▶ [DO THIS]
Copy out verbatim the rows from the one containing "cal-cell[interactable]: 1 <box>297" through the one containing "radius-shipping-icon-block: RADIUSSHIPPING <box>40", both included, and nothing else.

▶ [TASK INPUT]
---*---

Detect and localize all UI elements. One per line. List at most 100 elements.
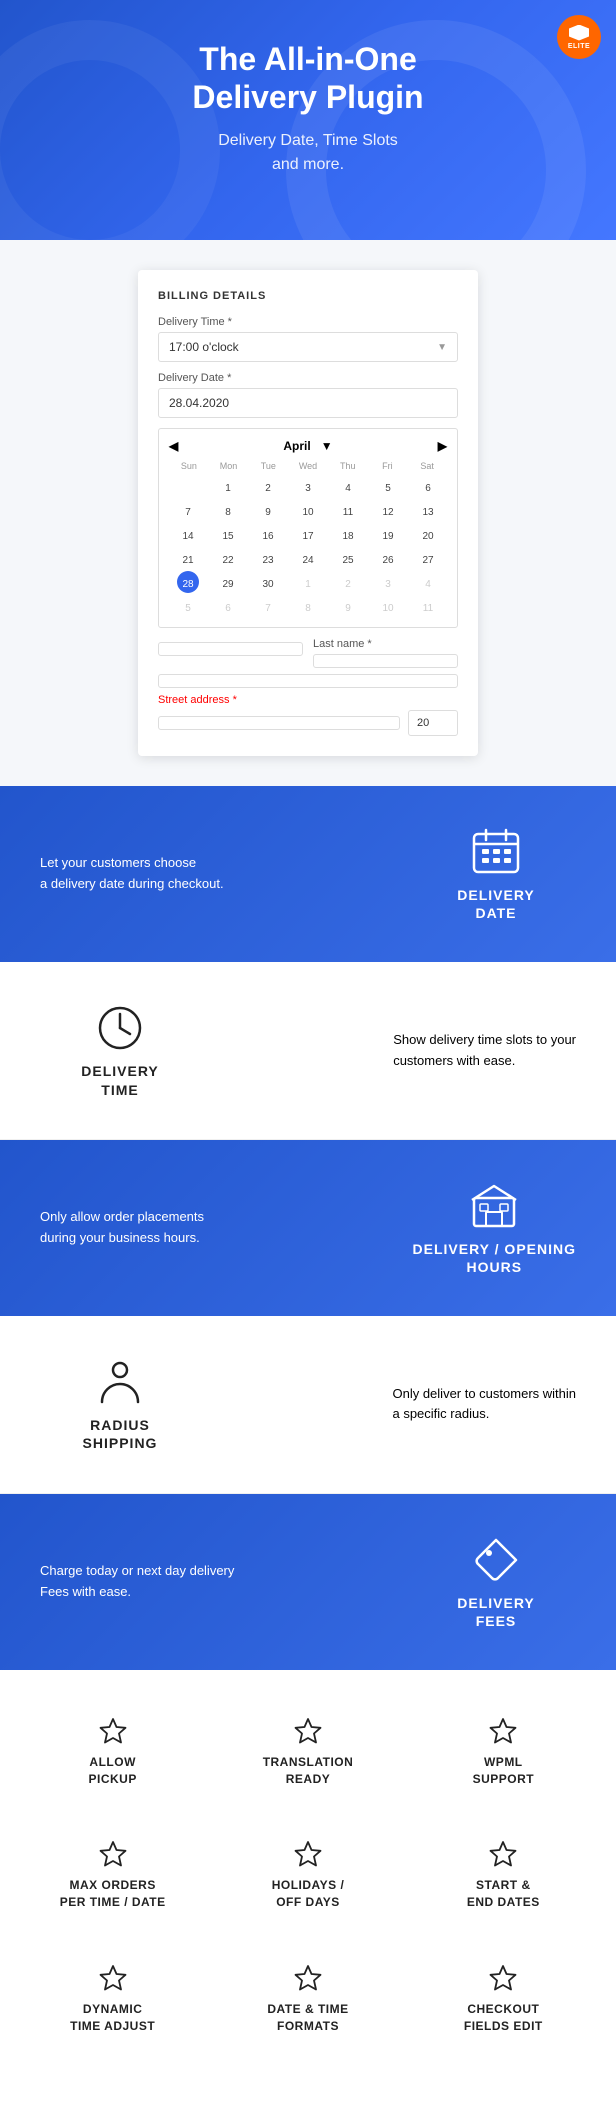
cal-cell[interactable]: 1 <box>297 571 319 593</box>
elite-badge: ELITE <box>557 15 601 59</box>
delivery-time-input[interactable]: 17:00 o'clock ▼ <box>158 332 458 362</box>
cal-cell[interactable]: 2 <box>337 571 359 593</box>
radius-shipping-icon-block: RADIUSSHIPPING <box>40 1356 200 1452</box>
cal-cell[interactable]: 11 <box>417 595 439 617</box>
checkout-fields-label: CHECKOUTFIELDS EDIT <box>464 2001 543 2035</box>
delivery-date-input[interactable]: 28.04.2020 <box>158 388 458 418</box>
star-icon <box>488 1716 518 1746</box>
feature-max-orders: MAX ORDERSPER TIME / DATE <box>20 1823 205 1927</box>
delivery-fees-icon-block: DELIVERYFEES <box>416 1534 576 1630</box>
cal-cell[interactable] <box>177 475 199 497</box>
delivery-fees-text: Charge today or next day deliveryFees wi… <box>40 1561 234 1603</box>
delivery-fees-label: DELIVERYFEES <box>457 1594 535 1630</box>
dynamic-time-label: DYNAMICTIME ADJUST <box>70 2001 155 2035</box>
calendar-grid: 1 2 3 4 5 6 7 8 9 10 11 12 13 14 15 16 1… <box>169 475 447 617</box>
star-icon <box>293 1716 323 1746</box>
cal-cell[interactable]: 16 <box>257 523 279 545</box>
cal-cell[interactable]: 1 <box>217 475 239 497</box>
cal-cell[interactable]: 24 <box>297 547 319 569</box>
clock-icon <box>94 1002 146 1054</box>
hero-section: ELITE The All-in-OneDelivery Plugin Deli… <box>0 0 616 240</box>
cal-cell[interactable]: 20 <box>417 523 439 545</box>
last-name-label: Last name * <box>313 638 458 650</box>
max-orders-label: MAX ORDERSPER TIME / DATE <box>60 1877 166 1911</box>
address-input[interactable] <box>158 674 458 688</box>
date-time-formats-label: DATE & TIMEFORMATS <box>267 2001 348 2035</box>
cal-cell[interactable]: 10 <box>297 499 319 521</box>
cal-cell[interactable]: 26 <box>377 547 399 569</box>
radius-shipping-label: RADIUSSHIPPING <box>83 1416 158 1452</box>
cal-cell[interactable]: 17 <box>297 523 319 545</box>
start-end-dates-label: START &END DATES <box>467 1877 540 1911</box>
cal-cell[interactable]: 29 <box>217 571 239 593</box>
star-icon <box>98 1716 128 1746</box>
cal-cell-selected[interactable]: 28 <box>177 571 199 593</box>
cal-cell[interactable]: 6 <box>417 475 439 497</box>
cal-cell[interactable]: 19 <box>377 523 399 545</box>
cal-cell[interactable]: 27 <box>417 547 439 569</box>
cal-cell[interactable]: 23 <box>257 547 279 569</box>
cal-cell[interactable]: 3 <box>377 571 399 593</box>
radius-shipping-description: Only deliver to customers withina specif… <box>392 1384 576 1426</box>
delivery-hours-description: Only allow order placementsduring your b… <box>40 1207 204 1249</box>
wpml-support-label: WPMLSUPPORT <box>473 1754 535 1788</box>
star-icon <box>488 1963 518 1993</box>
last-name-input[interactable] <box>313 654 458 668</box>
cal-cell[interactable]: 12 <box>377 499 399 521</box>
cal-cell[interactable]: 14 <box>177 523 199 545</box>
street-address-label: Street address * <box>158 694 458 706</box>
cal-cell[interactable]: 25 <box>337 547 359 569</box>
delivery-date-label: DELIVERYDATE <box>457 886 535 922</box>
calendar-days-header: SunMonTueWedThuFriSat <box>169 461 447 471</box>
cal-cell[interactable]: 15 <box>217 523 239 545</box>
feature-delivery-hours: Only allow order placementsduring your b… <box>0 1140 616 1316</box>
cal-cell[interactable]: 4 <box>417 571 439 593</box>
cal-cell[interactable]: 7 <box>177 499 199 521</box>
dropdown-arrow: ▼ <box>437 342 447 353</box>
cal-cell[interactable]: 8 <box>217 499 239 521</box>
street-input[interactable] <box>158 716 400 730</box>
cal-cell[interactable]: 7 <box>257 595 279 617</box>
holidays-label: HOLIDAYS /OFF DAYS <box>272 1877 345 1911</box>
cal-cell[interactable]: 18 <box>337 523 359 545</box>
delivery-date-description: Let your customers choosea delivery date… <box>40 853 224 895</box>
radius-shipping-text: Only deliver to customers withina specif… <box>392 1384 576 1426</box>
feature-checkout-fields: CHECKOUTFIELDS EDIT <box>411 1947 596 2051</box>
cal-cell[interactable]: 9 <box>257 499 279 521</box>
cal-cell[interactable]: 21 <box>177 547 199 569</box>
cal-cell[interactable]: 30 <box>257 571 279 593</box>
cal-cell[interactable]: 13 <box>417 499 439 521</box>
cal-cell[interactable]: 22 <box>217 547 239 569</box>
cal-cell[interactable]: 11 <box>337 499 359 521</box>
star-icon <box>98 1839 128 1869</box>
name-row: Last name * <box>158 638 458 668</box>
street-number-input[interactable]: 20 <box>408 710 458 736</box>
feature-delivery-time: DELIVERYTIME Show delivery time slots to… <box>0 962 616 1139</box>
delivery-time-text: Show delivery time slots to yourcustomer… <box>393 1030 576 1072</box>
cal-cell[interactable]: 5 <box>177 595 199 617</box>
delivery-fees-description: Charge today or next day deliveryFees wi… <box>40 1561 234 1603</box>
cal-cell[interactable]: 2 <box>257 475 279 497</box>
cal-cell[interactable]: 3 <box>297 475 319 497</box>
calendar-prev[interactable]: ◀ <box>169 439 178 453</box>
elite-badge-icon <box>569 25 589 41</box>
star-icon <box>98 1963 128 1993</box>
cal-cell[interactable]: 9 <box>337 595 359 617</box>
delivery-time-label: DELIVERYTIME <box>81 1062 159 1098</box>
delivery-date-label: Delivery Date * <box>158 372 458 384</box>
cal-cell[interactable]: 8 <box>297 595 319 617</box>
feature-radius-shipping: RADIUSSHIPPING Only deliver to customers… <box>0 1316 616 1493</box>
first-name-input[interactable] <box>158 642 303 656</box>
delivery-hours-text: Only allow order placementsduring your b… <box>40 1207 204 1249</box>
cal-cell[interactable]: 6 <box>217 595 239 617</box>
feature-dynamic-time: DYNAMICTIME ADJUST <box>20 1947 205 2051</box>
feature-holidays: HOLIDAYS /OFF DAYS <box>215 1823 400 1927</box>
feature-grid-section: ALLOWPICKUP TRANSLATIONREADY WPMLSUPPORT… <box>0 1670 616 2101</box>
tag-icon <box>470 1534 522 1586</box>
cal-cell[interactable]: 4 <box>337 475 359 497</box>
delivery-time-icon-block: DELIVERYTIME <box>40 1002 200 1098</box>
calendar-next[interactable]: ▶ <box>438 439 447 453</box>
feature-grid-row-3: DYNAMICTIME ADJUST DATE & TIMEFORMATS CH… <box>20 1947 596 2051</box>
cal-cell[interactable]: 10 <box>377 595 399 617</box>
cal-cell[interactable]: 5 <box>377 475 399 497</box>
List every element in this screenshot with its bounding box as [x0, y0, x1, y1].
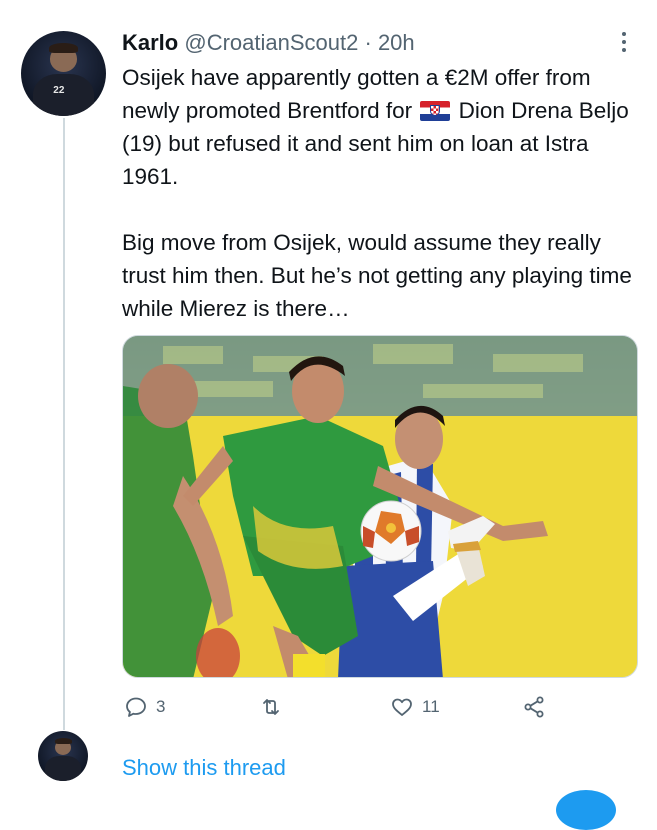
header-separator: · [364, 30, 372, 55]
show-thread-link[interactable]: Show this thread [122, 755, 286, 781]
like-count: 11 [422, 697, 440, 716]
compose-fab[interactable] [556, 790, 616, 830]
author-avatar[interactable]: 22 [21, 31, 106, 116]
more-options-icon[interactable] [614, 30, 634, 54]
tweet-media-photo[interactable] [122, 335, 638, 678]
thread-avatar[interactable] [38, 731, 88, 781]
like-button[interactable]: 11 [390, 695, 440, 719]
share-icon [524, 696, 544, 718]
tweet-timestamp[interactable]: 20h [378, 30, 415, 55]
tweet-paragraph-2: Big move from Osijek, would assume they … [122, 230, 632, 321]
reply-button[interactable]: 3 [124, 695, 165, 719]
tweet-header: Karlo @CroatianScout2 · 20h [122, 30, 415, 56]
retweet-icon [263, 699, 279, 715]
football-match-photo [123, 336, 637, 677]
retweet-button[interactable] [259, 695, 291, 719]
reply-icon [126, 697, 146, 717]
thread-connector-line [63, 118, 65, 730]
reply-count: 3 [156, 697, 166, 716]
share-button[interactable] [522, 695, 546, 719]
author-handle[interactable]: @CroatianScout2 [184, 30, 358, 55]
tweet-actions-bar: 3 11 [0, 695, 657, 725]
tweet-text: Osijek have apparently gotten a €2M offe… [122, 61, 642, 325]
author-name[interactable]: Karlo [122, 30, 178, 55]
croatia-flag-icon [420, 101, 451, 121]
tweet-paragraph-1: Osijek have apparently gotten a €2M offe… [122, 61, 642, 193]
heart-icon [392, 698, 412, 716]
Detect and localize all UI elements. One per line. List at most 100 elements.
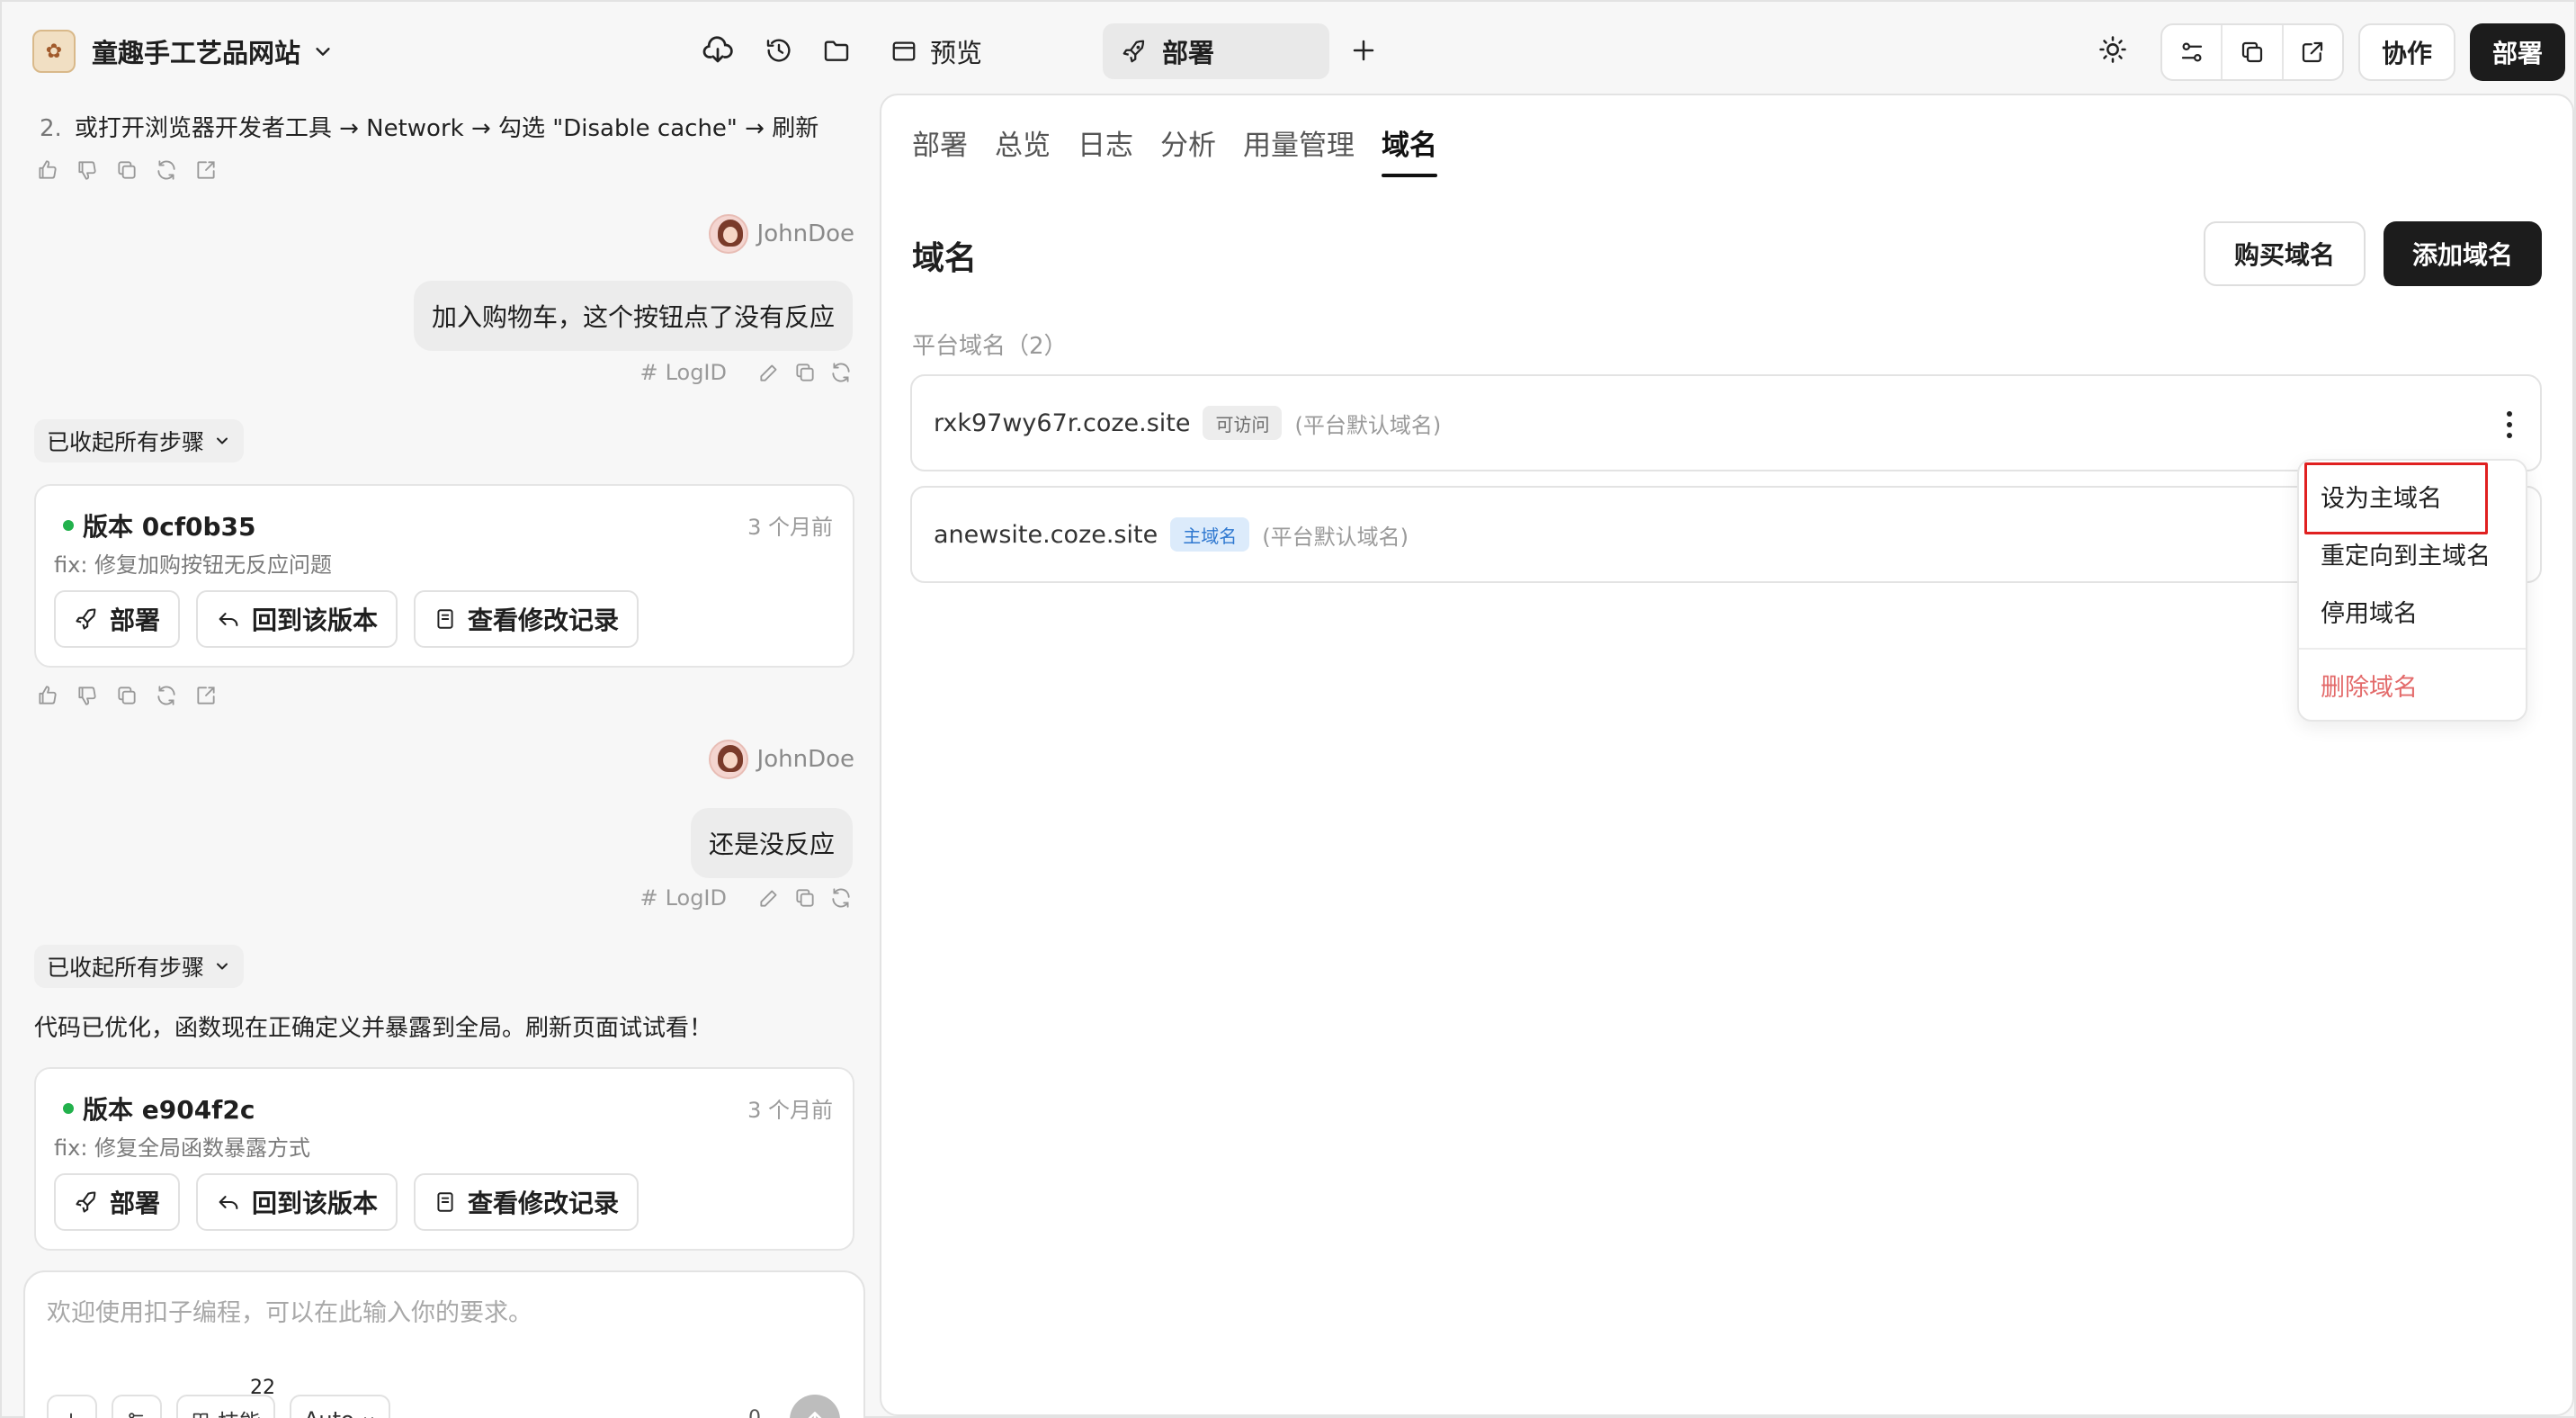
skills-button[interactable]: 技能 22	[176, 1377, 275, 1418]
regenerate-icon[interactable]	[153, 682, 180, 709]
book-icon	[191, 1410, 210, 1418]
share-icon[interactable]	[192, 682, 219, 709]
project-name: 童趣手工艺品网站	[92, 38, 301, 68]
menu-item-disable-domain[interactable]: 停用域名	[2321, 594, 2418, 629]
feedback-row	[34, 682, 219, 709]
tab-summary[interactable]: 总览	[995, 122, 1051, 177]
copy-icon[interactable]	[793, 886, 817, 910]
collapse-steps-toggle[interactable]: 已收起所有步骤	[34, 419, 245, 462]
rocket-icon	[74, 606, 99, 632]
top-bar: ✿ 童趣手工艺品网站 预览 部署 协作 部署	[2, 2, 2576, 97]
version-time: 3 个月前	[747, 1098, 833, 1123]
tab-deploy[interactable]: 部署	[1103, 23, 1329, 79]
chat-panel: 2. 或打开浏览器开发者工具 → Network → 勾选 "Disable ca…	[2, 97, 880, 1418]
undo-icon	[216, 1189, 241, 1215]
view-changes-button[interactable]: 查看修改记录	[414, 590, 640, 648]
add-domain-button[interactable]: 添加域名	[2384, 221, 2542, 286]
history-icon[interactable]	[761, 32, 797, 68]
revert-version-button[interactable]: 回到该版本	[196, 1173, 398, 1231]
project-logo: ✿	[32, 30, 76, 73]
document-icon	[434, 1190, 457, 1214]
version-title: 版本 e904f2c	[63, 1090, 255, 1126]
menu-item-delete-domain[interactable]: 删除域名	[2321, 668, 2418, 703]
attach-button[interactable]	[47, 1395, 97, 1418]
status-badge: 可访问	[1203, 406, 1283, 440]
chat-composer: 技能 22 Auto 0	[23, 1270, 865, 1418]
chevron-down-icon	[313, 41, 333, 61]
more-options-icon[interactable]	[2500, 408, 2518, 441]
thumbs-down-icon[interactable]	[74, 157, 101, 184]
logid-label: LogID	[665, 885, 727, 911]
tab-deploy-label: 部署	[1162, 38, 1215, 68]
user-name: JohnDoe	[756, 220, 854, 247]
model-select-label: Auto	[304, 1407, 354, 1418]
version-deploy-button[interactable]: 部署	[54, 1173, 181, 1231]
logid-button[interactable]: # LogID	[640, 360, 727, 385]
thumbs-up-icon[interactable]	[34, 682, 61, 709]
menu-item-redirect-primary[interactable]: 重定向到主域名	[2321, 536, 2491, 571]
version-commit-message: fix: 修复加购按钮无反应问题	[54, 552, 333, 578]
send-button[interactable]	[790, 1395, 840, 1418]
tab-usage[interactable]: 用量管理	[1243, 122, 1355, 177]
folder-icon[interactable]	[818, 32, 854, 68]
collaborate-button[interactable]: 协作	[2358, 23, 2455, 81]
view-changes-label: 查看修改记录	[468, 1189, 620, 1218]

---*---

▶ [RESPONSE]
cal-cell[interactable]: 1 <box>297 571 319 593</box>
elite-badge: ELITE <box>557 15 601 59</box>
delivery-time-input[interactable]: 17:00 o'clock ▼ <box>158 332 458 362</box>
cal-cell[interactable]: 2 <box>337 571 359 593</box>
radius-shipping-icon-block: RADIUSSHIPPING <box>40 1356 200 1452</box>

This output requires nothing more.